++++ EXERCISE MATERIALS ++++
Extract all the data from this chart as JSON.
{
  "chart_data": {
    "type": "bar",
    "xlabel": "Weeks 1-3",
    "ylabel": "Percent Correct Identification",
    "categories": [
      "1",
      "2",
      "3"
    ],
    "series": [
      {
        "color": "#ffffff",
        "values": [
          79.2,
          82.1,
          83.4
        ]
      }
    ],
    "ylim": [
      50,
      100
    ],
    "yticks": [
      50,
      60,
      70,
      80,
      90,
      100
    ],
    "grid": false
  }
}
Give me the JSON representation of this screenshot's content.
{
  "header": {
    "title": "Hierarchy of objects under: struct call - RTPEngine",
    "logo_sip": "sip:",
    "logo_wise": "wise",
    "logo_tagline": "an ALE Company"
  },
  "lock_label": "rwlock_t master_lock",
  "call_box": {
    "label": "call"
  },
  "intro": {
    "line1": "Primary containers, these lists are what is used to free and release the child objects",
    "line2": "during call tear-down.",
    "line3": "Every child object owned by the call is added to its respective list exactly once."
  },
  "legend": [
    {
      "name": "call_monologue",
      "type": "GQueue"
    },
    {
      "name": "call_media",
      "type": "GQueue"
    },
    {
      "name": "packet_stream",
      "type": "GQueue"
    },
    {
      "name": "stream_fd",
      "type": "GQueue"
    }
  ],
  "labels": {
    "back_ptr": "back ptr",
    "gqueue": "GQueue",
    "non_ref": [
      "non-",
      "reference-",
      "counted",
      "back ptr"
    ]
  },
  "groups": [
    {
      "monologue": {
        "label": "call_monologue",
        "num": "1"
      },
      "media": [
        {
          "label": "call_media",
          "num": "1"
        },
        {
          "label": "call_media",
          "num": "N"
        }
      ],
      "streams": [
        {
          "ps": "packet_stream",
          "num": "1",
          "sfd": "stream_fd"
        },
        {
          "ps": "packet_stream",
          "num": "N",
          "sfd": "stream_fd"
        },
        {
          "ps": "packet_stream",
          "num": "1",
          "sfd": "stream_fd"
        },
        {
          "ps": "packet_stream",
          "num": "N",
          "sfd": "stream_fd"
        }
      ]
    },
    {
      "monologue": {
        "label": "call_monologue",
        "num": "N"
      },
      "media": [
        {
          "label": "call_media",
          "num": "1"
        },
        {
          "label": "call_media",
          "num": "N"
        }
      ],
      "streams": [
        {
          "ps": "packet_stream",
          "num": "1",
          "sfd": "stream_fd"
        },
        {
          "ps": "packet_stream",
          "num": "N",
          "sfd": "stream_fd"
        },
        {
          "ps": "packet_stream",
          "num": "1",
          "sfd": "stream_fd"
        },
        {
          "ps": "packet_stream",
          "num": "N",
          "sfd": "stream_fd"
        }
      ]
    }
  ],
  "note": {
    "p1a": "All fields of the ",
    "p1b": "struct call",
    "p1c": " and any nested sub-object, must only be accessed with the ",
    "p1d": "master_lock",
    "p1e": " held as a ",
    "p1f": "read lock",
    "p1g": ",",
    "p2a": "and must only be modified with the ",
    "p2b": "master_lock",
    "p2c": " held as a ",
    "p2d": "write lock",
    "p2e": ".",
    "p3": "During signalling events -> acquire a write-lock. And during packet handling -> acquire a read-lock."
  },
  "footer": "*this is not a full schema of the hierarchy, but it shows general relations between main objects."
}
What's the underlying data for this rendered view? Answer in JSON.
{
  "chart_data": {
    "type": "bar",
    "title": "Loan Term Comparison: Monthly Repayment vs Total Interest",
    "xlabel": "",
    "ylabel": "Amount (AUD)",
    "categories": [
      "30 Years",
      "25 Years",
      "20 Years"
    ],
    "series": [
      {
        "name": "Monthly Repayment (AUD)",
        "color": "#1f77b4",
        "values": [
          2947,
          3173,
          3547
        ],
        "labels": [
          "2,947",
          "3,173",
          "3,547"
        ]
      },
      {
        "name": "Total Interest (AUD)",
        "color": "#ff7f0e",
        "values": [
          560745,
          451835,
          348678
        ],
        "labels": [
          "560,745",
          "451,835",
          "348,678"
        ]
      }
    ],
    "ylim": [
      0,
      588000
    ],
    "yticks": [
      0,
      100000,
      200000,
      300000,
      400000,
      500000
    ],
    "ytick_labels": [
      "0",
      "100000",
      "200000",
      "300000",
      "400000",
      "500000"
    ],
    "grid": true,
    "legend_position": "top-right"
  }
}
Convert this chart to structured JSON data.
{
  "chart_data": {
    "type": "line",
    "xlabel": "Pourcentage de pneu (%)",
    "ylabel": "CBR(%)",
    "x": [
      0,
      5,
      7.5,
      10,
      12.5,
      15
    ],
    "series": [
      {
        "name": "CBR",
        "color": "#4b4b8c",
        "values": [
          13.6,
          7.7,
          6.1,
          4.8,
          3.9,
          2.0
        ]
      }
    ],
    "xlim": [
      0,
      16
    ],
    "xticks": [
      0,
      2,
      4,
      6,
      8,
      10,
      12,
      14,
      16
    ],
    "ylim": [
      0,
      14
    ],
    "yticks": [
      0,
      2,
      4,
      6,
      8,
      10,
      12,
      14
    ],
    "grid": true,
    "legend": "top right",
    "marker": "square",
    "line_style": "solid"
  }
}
++++
| PROBLEM TO WORK ON |
Count how many lines include the string "objects". Nothing but the number is needed.

| EXPECTED OUTPUT |
3